Problem description: From the listing below, extract every line in which the word "this" appears.

════════════════════

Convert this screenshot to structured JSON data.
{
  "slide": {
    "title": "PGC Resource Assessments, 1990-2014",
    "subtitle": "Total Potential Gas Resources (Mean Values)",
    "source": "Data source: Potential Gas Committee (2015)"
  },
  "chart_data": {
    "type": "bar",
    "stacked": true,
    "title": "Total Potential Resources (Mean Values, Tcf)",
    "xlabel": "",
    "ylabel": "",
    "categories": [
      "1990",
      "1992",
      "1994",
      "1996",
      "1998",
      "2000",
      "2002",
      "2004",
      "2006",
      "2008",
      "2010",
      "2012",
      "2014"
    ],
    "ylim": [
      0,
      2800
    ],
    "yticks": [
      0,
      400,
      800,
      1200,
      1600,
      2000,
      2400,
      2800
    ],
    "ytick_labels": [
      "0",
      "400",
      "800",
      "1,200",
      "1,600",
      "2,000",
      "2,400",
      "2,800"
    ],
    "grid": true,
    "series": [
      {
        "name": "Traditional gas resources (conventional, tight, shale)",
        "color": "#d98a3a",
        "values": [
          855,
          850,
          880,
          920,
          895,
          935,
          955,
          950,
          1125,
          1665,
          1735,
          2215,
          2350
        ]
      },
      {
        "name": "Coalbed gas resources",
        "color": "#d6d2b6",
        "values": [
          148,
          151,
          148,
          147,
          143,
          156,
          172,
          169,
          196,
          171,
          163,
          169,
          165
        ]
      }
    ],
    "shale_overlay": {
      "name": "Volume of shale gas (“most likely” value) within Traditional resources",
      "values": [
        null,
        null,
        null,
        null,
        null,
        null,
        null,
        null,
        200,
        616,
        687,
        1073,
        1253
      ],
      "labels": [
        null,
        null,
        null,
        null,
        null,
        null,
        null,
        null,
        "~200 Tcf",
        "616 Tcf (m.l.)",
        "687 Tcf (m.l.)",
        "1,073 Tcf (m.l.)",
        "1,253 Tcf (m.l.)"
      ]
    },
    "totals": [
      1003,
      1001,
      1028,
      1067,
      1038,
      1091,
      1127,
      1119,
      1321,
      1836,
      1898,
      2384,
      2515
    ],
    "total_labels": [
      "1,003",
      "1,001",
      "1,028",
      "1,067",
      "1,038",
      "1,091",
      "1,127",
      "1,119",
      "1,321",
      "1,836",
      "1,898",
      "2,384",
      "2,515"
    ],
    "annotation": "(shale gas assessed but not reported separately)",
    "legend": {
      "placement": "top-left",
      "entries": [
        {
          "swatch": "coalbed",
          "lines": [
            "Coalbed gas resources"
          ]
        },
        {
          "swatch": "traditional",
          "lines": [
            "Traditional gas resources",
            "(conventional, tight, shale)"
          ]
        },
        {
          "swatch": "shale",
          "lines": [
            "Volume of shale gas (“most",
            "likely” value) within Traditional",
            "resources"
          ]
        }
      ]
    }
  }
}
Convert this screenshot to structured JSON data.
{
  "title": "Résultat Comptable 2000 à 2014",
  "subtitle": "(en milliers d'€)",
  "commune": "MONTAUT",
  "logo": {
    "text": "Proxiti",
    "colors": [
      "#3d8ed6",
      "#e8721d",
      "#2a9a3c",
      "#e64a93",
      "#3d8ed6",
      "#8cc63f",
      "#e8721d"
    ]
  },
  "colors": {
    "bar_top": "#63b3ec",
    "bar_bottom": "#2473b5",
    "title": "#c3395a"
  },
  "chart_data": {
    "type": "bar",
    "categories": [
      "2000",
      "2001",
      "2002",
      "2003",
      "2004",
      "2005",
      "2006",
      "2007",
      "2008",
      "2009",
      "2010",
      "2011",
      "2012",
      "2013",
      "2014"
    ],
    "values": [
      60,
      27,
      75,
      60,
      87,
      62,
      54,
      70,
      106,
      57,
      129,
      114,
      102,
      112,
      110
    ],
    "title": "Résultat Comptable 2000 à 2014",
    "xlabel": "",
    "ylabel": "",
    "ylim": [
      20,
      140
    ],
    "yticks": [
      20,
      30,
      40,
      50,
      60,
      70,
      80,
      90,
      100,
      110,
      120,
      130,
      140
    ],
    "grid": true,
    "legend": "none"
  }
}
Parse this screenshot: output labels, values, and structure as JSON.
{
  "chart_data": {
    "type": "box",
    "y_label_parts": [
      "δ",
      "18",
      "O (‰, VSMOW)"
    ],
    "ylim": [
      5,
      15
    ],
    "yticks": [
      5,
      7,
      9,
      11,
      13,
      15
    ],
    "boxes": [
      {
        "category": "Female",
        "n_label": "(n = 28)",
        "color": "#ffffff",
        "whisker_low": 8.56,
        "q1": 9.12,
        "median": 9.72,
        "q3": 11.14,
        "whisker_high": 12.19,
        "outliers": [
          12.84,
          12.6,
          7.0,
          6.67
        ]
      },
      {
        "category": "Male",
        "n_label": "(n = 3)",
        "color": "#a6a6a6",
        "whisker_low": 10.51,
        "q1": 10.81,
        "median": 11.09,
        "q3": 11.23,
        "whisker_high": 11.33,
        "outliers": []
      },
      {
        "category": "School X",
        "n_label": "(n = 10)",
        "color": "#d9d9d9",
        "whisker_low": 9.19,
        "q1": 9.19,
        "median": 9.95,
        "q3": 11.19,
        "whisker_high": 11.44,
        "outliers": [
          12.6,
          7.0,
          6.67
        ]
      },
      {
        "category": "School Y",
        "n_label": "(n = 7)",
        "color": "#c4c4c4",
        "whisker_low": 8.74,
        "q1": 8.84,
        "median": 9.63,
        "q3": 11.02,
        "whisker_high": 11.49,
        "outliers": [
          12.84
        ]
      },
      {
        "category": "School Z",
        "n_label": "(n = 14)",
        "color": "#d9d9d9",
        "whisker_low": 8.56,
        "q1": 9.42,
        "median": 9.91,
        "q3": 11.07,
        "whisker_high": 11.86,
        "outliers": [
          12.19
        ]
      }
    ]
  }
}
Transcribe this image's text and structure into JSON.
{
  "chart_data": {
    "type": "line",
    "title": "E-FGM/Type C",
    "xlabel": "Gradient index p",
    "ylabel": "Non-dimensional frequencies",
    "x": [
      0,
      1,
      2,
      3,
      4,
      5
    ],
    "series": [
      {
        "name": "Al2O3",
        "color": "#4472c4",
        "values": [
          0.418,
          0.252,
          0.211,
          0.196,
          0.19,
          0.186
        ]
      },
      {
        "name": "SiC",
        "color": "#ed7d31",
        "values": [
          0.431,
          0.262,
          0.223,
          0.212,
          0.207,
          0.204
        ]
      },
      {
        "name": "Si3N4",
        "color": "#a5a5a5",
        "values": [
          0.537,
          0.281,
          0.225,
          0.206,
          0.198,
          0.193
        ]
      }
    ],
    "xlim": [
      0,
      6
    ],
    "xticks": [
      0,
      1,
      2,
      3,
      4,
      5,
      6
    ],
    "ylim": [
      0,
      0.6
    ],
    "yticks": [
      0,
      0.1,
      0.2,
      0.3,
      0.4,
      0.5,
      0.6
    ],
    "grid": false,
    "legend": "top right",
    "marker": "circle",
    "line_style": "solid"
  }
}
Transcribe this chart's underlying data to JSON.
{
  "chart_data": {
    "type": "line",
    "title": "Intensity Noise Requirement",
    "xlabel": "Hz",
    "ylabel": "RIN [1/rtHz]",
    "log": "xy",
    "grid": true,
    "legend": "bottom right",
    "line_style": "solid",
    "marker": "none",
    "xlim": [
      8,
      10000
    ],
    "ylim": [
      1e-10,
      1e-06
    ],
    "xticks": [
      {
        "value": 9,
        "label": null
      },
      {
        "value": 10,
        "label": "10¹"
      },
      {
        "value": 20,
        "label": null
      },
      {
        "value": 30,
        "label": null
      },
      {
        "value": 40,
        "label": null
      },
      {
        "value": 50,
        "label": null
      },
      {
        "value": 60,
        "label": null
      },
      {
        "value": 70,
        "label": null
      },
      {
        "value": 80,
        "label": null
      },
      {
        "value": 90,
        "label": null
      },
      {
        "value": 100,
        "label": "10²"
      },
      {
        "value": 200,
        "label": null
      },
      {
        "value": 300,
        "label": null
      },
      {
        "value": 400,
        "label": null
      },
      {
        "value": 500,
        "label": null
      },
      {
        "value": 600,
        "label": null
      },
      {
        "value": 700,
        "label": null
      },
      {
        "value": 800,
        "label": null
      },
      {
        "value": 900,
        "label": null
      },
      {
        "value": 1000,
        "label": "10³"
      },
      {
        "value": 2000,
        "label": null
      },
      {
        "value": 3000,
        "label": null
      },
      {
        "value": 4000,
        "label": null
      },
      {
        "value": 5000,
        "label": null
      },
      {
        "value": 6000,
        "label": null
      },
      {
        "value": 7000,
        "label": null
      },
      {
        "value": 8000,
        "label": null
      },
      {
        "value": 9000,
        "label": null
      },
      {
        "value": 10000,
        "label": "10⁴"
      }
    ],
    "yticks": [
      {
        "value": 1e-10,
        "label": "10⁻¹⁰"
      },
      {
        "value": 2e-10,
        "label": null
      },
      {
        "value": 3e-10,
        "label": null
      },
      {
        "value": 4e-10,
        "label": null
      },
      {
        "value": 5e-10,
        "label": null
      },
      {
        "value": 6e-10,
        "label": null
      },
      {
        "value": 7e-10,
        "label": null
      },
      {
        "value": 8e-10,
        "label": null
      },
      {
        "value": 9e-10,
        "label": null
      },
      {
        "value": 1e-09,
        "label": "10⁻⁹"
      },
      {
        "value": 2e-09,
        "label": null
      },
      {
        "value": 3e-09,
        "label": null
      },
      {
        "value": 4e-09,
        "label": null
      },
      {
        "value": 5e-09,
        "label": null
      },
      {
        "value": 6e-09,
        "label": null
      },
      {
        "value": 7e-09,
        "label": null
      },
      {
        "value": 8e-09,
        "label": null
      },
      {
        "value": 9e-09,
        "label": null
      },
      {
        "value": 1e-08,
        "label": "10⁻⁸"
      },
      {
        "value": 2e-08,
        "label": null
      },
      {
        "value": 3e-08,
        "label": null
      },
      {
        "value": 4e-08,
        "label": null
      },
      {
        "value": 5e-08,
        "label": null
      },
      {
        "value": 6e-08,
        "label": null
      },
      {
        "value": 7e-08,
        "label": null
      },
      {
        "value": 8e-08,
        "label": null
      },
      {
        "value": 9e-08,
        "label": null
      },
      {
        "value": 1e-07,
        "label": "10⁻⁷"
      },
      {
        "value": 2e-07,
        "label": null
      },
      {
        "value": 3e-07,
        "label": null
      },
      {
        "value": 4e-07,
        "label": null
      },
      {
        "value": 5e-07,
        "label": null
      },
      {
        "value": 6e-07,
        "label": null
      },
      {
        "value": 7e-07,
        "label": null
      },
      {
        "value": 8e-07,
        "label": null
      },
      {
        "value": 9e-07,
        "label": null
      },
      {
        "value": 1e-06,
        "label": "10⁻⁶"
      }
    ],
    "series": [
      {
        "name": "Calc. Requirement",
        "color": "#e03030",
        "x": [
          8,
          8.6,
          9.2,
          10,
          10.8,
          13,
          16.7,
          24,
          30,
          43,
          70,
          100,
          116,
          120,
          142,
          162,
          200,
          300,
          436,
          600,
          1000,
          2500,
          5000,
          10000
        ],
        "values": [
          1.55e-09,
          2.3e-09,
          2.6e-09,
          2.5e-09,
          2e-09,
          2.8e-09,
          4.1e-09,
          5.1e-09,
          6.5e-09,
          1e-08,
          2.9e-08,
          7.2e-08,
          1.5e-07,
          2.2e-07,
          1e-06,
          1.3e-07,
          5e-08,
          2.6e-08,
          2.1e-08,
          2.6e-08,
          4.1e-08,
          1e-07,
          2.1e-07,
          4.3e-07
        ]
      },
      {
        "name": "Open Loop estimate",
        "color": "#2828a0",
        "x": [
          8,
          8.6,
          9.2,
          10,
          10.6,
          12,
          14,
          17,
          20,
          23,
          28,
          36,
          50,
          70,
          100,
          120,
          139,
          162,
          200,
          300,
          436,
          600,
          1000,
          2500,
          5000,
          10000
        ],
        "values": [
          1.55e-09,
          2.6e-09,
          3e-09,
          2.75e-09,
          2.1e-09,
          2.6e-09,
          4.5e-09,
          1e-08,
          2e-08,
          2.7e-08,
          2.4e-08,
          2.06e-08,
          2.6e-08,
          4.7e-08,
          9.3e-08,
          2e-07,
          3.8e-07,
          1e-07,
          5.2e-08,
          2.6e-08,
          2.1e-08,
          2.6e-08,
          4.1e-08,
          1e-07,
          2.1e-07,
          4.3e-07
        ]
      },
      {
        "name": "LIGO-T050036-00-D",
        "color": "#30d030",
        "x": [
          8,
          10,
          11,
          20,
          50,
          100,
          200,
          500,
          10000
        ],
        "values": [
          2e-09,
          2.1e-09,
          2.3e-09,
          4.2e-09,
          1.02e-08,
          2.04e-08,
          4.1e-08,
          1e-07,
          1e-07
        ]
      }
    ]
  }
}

════════════════════

Correct result:
Convert this screenshot to structured JSON data.
Convert this screenshot to structured JSON data.
Parse this screenshot: output labels, values, and structure as JSON.
Transcribe this image's text and structure into JSON.
Transcribe this chart's underlying data to JSON.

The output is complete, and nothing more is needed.